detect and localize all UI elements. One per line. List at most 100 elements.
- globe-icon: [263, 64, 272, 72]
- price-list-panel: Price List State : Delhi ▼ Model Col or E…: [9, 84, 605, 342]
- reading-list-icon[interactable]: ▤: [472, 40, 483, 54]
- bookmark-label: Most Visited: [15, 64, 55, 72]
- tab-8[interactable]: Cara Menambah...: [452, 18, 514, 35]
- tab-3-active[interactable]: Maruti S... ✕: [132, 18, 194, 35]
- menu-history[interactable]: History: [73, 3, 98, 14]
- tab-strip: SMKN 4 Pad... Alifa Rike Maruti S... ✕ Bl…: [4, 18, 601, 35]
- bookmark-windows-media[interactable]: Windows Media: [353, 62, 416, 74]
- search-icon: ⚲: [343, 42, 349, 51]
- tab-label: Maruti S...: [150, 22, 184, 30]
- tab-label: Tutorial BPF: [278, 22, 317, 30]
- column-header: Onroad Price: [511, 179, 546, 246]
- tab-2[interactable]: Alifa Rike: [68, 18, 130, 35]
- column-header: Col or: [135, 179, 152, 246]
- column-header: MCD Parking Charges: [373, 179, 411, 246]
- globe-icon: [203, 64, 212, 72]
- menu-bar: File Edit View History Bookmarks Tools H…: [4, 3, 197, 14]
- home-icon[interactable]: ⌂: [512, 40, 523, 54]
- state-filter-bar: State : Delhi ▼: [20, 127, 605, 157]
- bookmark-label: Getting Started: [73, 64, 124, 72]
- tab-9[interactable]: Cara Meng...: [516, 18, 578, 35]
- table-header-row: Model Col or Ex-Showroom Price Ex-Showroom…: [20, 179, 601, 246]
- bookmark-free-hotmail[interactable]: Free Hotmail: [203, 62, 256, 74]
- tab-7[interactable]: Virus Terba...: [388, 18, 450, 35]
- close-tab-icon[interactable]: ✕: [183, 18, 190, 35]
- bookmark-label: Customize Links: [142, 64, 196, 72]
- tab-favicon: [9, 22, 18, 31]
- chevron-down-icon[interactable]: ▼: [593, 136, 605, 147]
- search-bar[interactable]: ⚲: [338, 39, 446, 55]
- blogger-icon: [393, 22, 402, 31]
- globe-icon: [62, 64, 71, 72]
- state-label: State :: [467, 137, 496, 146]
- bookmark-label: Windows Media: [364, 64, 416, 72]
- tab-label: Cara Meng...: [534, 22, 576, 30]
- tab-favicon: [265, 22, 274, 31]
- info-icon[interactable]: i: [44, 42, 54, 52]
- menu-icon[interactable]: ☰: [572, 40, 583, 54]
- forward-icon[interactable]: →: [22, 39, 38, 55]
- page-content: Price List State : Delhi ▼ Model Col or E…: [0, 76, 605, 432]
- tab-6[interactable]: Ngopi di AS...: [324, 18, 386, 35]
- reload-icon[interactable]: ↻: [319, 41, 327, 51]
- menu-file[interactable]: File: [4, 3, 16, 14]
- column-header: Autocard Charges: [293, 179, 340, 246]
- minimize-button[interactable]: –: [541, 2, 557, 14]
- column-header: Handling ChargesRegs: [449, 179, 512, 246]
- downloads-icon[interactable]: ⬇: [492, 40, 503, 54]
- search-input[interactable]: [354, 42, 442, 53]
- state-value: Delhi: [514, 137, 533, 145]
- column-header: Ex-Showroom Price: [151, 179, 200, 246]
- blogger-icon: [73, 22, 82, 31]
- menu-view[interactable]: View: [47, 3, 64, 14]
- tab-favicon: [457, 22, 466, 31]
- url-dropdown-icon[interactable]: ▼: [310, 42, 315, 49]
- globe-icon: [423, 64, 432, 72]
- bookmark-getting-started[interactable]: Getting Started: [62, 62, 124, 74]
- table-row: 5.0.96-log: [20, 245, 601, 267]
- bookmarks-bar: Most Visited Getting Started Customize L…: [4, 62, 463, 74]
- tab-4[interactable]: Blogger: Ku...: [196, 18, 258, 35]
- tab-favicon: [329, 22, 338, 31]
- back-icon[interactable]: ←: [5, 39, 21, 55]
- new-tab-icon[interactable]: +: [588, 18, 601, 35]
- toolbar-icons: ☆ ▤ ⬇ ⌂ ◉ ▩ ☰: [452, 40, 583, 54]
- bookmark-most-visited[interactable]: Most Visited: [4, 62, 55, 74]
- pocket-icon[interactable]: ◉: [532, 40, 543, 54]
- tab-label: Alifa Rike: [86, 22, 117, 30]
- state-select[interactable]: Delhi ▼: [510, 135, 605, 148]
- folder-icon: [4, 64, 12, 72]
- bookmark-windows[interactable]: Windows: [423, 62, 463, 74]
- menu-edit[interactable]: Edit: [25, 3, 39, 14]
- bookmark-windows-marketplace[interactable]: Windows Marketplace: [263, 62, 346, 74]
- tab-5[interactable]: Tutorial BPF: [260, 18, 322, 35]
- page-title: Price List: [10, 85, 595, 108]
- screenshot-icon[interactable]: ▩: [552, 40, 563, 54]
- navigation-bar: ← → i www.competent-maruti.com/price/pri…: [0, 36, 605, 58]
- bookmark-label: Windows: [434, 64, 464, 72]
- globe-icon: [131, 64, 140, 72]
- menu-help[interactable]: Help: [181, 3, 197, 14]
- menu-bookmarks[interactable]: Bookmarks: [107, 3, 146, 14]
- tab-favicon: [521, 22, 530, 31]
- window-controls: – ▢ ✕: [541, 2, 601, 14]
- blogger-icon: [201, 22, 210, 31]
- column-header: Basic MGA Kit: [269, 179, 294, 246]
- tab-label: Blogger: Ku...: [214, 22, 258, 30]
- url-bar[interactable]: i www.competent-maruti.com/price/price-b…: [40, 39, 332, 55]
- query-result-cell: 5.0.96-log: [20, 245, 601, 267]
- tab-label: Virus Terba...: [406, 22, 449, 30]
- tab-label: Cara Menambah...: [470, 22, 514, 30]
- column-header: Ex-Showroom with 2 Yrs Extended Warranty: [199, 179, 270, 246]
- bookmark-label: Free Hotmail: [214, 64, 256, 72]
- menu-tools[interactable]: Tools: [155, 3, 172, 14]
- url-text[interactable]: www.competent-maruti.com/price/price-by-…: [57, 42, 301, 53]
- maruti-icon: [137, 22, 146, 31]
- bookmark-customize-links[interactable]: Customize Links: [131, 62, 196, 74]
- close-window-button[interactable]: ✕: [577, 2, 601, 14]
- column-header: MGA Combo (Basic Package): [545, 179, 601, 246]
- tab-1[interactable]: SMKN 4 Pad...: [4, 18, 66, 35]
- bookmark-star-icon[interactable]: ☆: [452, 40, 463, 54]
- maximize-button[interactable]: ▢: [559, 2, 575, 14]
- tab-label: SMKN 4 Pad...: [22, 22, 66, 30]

----

> [Action item] Every entry is to be copied exactly, with none omitted.

> [Output for this exercise]
detect and localize all UI elements. One per line. List at most 100 elements.
- globe-icon: [263, 64, 272, 72]
- price-list-panel: Price List State : Delhi ▼ Model Col or E…: [9, 84, 605, 342]
- reading-list-icon[interactable]: ▤: [472, 40, 483, 54]
- bookmark-label: Most Visited: [15, 64, 55, 72]
- tab-8[interactable]: Cara Menambah...: [452, 18, 514, 35]
- tab-3-active[interactable]: Maruti S... ✕: [132, 18, 194, 35]
- menu-history[interactable]: History: [73, 3, 98, 14]
- tab-strip: SMKN 4 Pad... Alifa Rike Maruti S... ✕ Bl…: [4, 18, 601, 35]
- bookmark-windows-media[interactable]: Windows Media: [353, 62, 416, 74]
- search-icon: ⚲: [343, 42, 349, 51]
- tab-label: Maruti S...: [150, 22, 184, 30]
- tab-label: Tutorial BPF: [278, 22, 317, 30]
- column-header: Onroad Price: [511, 179, 546, 246]
- tab-2[interactable]: Alifa Rike: [68, 18, 130, 35]
- column-header: Col or: [135, 179, 152, 246]
- column-header: MCD Parking Charges: [373, 179, 411, 246]
- globe-icon: [203, 64, 212, 72]
- menu-bar: File Edit View History Bookmarks Tools H…: [4, 3, 197, 14]
- home-icon[interactable]: ⌂: [512, 40, 523, 54]
- state-filter-bar: State : Delhi ▼: [20, 127, 605, 157]
- bookmark-label: Getting Started: [73, 64, 124, 72]
- tab-9[interactable]: Cara Meng...: [516, 18, 578, 35]
- table-header-row: Model Col or Ex-Showroom Price Ex-Showroom…: [20, 179, 601, 246]
- bookmark-free-hotmail[interactable]: Free Hotmail: [203, 62, 256, 74]
- tab-7[interactable]: Virus Terba...: [388, 18, 450, 35]
- close-tab-icon[interactable]: ✕: [183, 18, 190, 35]
- bookmark-label: Customize Links: [142, 64, 196, 72]
- tab-favicon: [9, 22, 18, 31]
- chevron-down-icon[interactable]: ▼: [593, 136, 605, 147]
- search-bar[interactable]: ⚲: [338, 39, 446, 55]
- blogger-icon: [393, 22, 402, 31]
- globe-icon: [62, 64, 71, 72]
- state-label: State :: [467, 137, 496, 146]
- bookmark-label: Windows Media: [364, 64, 416, 72]
- tab-label: Cara Meng...: [534, 22, 576, 30]
- tab-favicon: [265, 22, 274, 31]
- info-icon[interactable]: i: [44, 42, 54, 52]
- menu-icon[interactable]: ☰: [572, 40, 583, 54]
- forward-icon[interactable]: →: [22, 39, 38, 55]
- page-content: Price List State : Delhi ▼ Model Col or E…: [0, 76, 605, 432]
- tab-6[interactable]: Ngopi di AS...: [324, 18, 386, 35]
- reload-icon[interactable]: ↻: [319, 41, 327, 51]
- menu-file[interactable]: File: [4, 3, 16, 14]
- column-header: Autocard Charges: [293, 179, 340, 246]
- minimize-button[interactable]: –: [541, 2, 557, 14]
- column-header: Handling ChargesRegs: [449, 179, 512, 246]
- downloads-icon[interactable]: ⬇: [492, 40, 503, 54]
- search-input[interactable]: [354, 42, 442, 53]
- state-value: Delhi: [514, 137, 533, 145]
- column-header: Ex-Showroom Price: [151, 179, 200, 246]
- blogger-icon: [73, 22, 82, 31]
- menu-view[interactable]: View: [47, 3, 64, 14]
- tab-favicon: [457, 22, 466, 31]
- url-dropdown-icon[interactable]: ▼: [310, 42, 315, 49]
- globe-icon: [423, 64, 432, 72]
- bookmark-getting-started[interactable]: Getting Started: [62, 62, 124, 74]
- table-row: 5.0.96-log: [20, 245, 601, 267]
- bookmarks-bar: Most Visited Getting Started Customize L…: [4, 62, 463, 74]
- tab-4[interactable]: Blogger: Ku...: [196, 18, 258, 35]
- tab-favicon: [329, 22, 338, 31]
- back-icon[interactable]: ←: [5, 39, 21, 55]
- new-tab-icon[interactable]: +: [588, 18, 601, 35]
- toolbar-icons: ☆ ▤ ⬇ ⌂ ◉ ▩ ☰: [452, 40, 583, 54]
- bookmark-most-visited[interactable]: Most Visited: [4, 62, 55, 74]
- pocket-icon[interactable]: ◉: [532, 40, 543, 54]
- tab-label: Alifa Rike: [86, 22, 117, 30]
- state-select[interactable]: Delhi ▼: [510, 135, 605, 148]
- folder-icon: [4, 64, 12, 72]
- bookmark-windows[interactable]: Windows: [423, 62, 463, 74]
- menu-edit[interactable]: Edit: [25, 3, 39, 14]
- bookmark-windows-marketplace[interactable]: Windows Marketplace: [263, 62, 346, 74]
- tab-5[interactable]: Tutorial BPF: [260, 18, 322, 35]
- page-title: Price List: [10, 85, 595, 108]
- screenshot-icon[interactable]: ▩: [552, 40, 563, 54]
- navigation-bar: ← → i www.competent-maruti.com/price/pri…: [0, 36, 605, 58]
- bookmark-label: Windows: [434, 64, 464, 72]
- globe-icon: [131, 64, 140, 72]
- menu-help[interactable]: Help: [181, 3, 197, 14]
- menu-bookmarks[interactable]: Bookmarks: [107, 3, 146, 14]
- tab-favicon: [521, 22, 530, 31]
- window-controls: – ▢ ✕: [541, 2, 601, 14]
- blogger-icon: [201, 22, 210, 31]
- column-header: Basic MGA Kit: [269, 179, 294, 246]
- tab-label: Blogger: Ku...: [214, 22, 258, 30]
- url-bar[interactable]: i www.competent-maruti.com/price/price-b…: [40, 39, 332, 55]
- query-result-cell: 5.0.96-log: [20, 245, 601, 267]
- tab-label: Virus Terba...: [406, 22, 449, 30]
- tab-label: Cara Menambah...: [470, 22, 514, 30]
- column-header: Ex-Showroom with 2 Yrs Extended Warranty: [199, 179, 270, 246]
- bookmark-label: Free Hotmail: [214, 64, 256, 72]
- menu-tools[interactable]: Tools: [155, 3, 172, 14]
- url-text[interactable]: www.competent-maruti.com/price/price-by-…: [57, 42, 301, 53]
- maruti-icon: [137, 22, 146, 31]
- bookmark-customize-links[interactable]: Customize Links: [131, 62, 196, 74]
- close-window-button[interactable]: ✕: [577, 2, 601, 14]
- column-header: MGA Combo (Basic Package): [545, 179, 601, 246]
- tab-1[interactable]: SMKN 4 Pad...: [4, 18, 66, 35]
- bookmark-star-icon[interactable]: ☆: [452, 40, 463, 54]
- maximize-button[interactable]: ▢: [559, 2, 575, 14]
- tab-label: SMKN 4 Pad...: [22, 22, 66, 30]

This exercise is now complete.